● Aim of the exercise:
Hunt for the word "type" across the entries below, copying each line that holds it.

Dataset rows about figures:

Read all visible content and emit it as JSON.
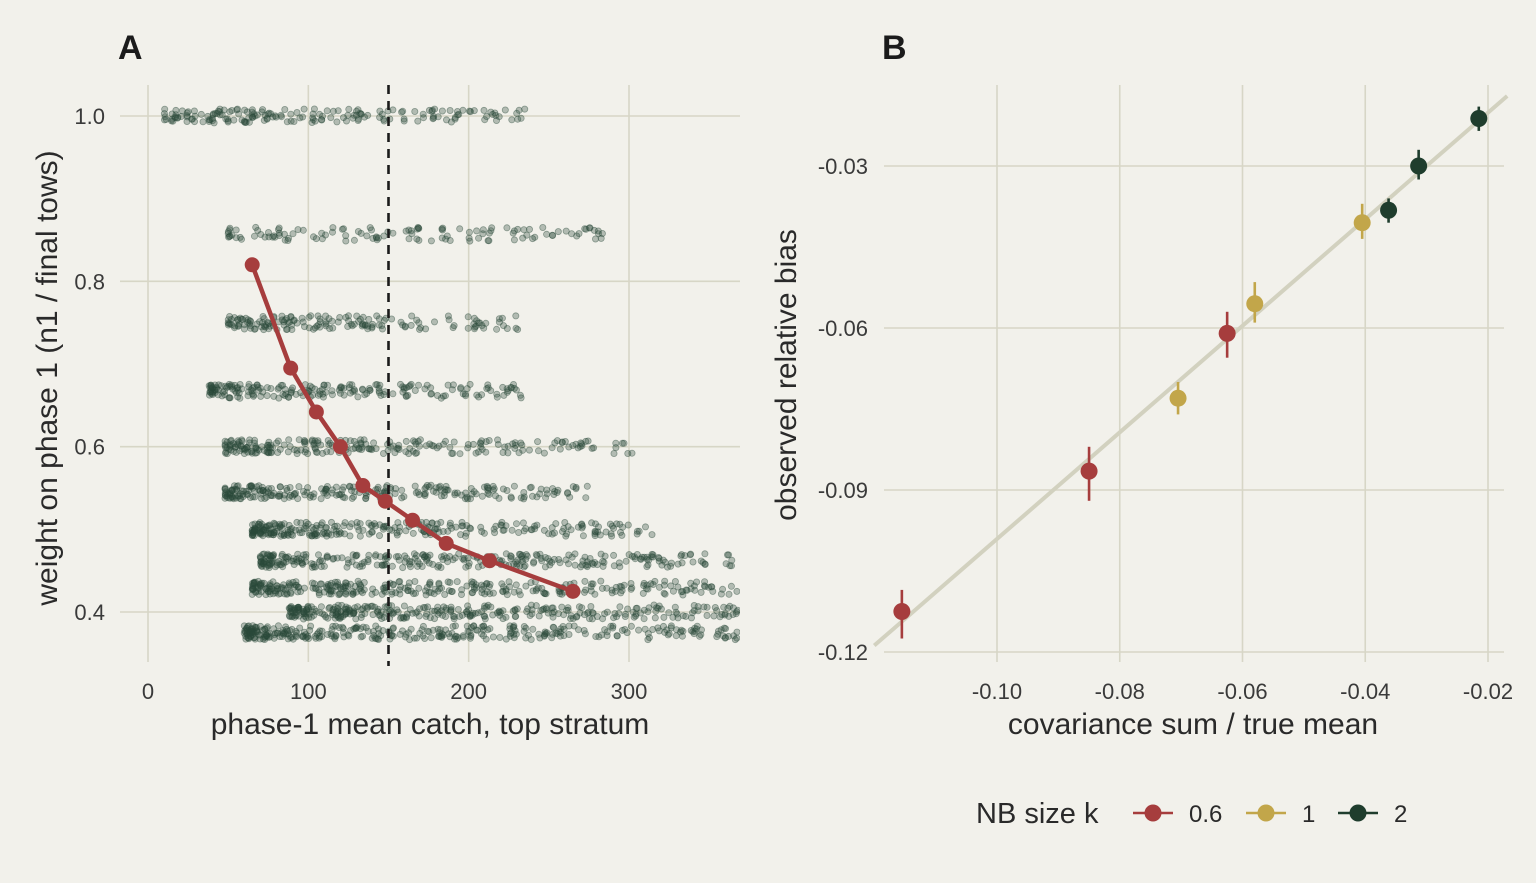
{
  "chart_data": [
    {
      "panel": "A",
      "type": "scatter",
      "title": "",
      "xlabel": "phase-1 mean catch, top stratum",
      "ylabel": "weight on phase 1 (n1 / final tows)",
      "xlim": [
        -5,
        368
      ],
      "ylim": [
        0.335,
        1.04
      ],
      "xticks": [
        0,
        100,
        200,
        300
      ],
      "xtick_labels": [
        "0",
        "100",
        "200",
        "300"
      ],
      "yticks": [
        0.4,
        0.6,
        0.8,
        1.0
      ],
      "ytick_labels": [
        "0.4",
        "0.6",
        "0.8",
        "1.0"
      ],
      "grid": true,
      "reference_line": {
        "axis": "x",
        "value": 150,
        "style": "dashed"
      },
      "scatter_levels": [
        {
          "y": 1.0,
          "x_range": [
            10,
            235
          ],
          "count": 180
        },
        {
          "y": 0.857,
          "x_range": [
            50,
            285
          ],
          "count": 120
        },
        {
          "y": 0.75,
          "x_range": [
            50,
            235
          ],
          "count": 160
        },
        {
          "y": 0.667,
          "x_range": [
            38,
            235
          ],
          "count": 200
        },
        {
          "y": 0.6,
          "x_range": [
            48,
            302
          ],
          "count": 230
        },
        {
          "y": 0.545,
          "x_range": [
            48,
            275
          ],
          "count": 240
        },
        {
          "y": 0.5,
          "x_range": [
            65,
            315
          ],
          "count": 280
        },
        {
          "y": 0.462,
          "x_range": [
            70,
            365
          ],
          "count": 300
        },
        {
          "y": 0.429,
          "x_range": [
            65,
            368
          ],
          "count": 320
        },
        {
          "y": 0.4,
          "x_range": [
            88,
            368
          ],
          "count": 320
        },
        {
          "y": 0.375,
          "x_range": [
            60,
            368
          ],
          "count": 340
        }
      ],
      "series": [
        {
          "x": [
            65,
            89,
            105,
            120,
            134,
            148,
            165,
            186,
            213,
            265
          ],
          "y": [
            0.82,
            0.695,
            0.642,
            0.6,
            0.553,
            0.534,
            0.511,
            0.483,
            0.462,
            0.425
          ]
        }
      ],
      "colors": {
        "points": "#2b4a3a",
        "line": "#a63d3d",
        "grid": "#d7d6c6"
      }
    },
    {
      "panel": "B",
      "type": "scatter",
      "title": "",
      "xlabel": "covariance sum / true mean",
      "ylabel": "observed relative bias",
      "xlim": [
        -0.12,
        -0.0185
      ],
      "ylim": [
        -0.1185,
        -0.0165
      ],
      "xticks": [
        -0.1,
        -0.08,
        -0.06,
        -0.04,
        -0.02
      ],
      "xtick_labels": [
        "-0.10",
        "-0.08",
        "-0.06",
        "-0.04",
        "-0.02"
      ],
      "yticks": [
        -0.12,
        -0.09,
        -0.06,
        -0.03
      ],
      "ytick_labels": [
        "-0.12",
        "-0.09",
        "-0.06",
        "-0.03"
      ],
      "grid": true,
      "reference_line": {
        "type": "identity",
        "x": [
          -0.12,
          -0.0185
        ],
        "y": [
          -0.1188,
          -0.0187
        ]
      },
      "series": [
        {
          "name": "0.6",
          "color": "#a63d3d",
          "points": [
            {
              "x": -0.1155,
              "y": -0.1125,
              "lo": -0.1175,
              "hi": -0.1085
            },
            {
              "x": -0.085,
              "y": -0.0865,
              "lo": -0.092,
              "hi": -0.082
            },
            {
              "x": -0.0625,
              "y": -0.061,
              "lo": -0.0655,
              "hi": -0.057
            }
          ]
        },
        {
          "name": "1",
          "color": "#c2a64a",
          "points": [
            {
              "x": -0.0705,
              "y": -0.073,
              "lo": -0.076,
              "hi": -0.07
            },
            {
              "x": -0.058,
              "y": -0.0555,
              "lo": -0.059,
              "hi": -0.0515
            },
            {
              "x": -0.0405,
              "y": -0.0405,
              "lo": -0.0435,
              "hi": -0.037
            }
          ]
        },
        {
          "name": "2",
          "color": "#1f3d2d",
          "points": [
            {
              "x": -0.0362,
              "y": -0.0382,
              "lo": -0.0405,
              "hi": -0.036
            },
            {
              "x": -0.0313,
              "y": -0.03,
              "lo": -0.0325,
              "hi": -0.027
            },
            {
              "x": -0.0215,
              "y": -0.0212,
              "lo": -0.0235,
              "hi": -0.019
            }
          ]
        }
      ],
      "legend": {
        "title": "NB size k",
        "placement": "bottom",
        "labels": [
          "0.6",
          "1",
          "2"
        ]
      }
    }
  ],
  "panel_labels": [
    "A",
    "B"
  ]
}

==

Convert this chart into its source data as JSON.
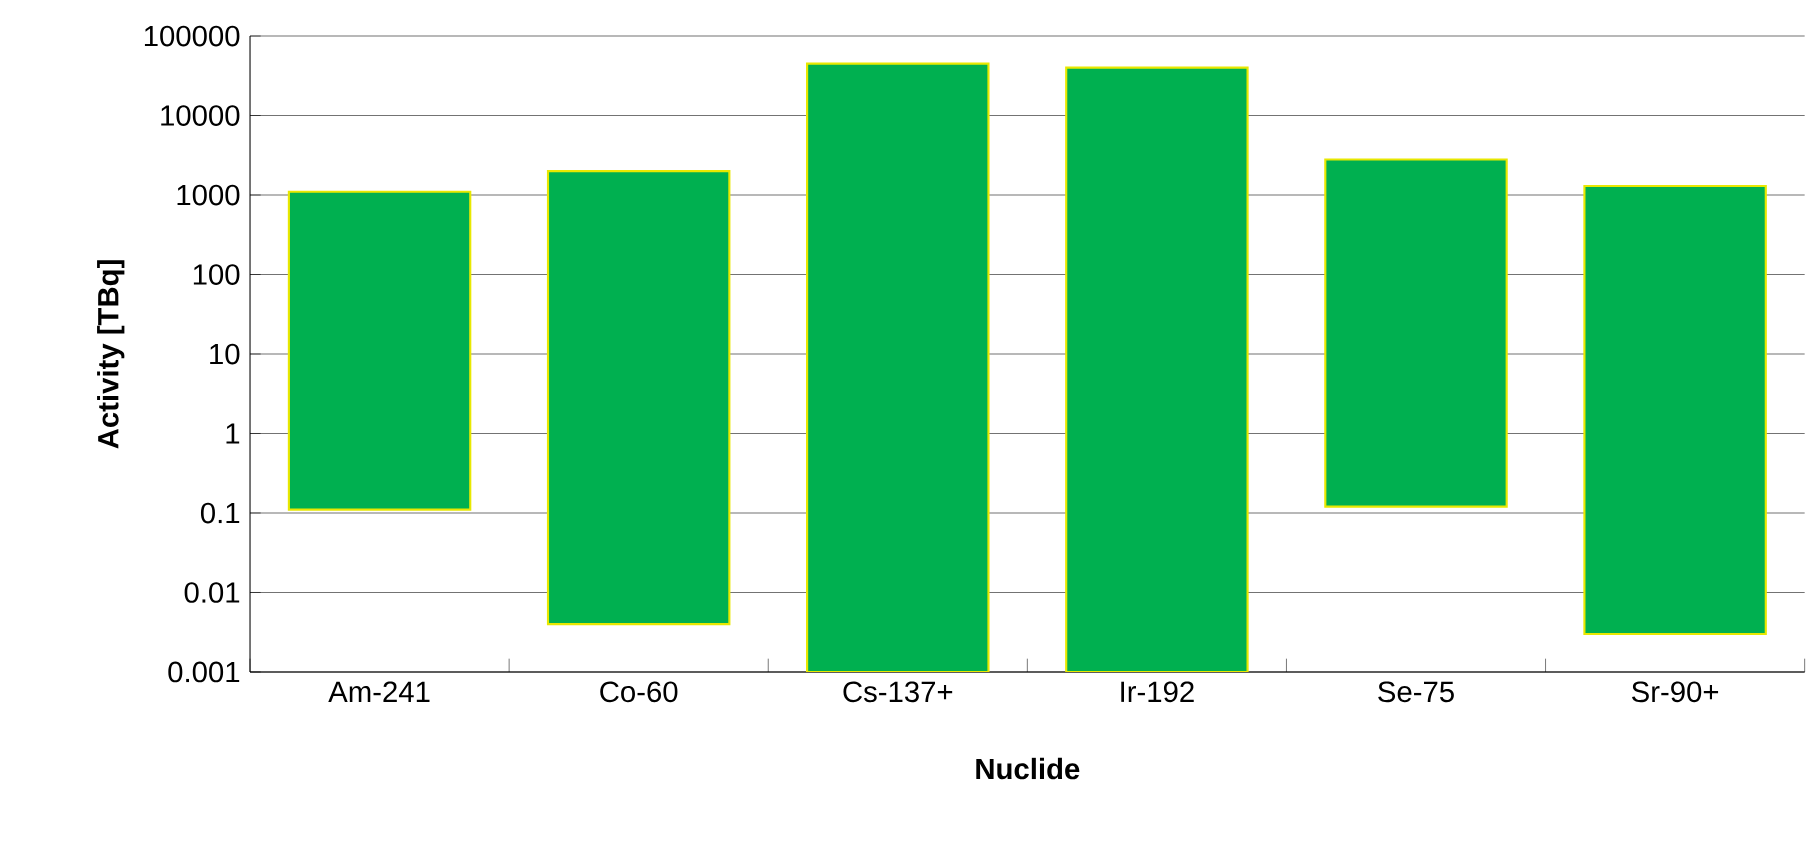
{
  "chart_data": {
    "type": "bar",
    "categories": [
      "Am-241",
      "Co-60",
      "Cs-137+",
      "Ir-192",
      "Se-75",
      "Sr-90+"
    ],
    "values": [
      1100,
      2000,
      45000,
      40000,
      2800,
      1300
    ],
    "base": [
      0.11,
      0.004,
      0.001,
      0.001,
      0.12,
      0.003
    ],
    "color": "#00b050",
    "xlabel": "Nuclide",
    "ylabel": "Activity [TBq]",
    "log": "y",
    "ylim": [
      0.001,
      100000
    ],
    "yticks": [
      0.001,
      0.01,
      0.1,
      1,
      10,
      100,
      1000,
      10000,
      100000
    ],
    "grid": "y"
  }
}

● Task answer:
      "type": "scatter",
      "type": "scatter",
        "type": "identity",
    "type": "bar",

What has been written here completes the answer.